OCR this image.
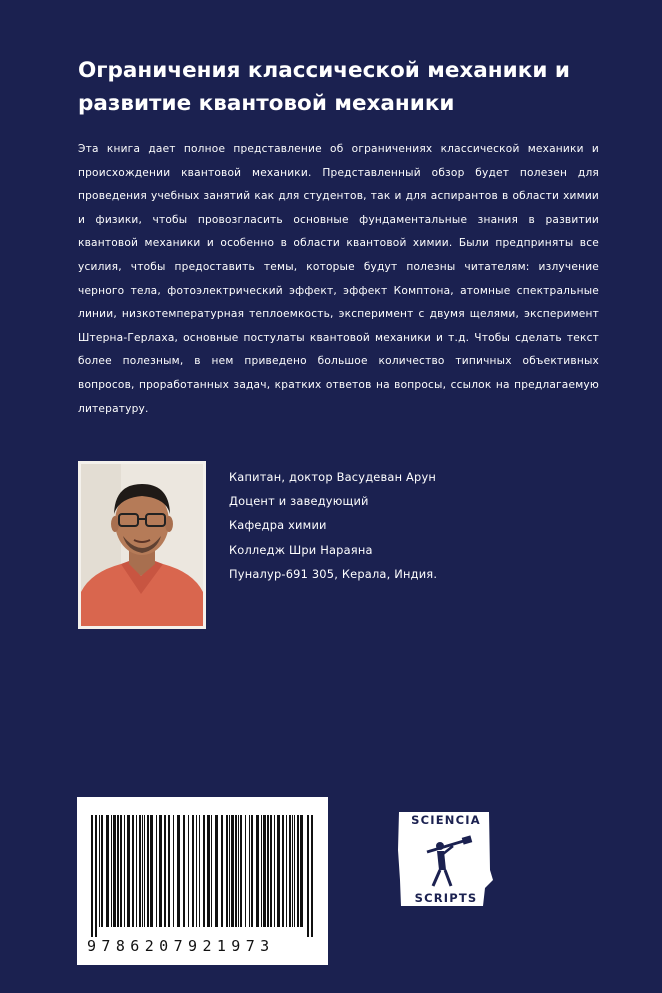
Ограничения классической механики и
развитие квантовой механики

Эта книга дает полное представление об ограничениях классической механики и происхождении квантовой механики. Представленный обзор будет полезен для проведения учебных занятий как для студентов, так и для аспирантов в области химии и физики, чтобы провозгласить основные фундаментальные знания в развитии квантовой механики и особенно в области квантовой химии. Были предприняты все усилия, чтобы предоставить темы, которые будут полезны читателям: излучение черного тела, фотоэлектрический эффект, эффект Комптона, атомные спектральные линии, низкотемпературная теплоемкость, эксперимент с двумя щелями, эксперимент Штерна-Герлаха, основные постулаты квантовой механики и т.д. Чтобы сделать текст более полезным, в нем приведено большое количество типичных объективных вопросов, проработанных задач, кратких ответов на вопросы, ссылок на предлагаемую литературу.

Капитан, доктор Васудеван Арун
Доцент и заведующий
Кафедра химии
Колледж Шри Нараяна
Пуналур-691 305, Керала, Индия.
9786207921973
SCIENCIA
SCRIPTS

──────

- PROBLEM:
Isolate each line of the listing above that includes "механики". Copy it.

- EXPECTED ANSWER:
Ограничения классической механики и
развитие квантовой механики
Эта книга дает полное представление об ограничениях классической механики и происхождении квантовой механики. Представленный обзор будет полезен для проведения учебных занятий как для студентов, так и для аспирантов в области химии и физики, чтобы провозгласить основные фундаментальные знания в развитии квантовой механики и особенно в области квантовой химии. Были предприняты все усилия, чтобы предоставить темы, которые будут полезны читателям: излучение черного тела, фотоэлектрический эффект, эффект Комптона, атомные спектральные линии, низкотемпературная теплоемкость, эксперимент с двумя щелями, эксперимент Штерна-Герлаха, основные постулаты квантовой механики и т.д. Чтобы сделать текст более полезным, в нем приведено большое количество типичных объективных вопросов, проработанных задач, кратких ответов на вопросы, ссылок на предлагаемую литературу.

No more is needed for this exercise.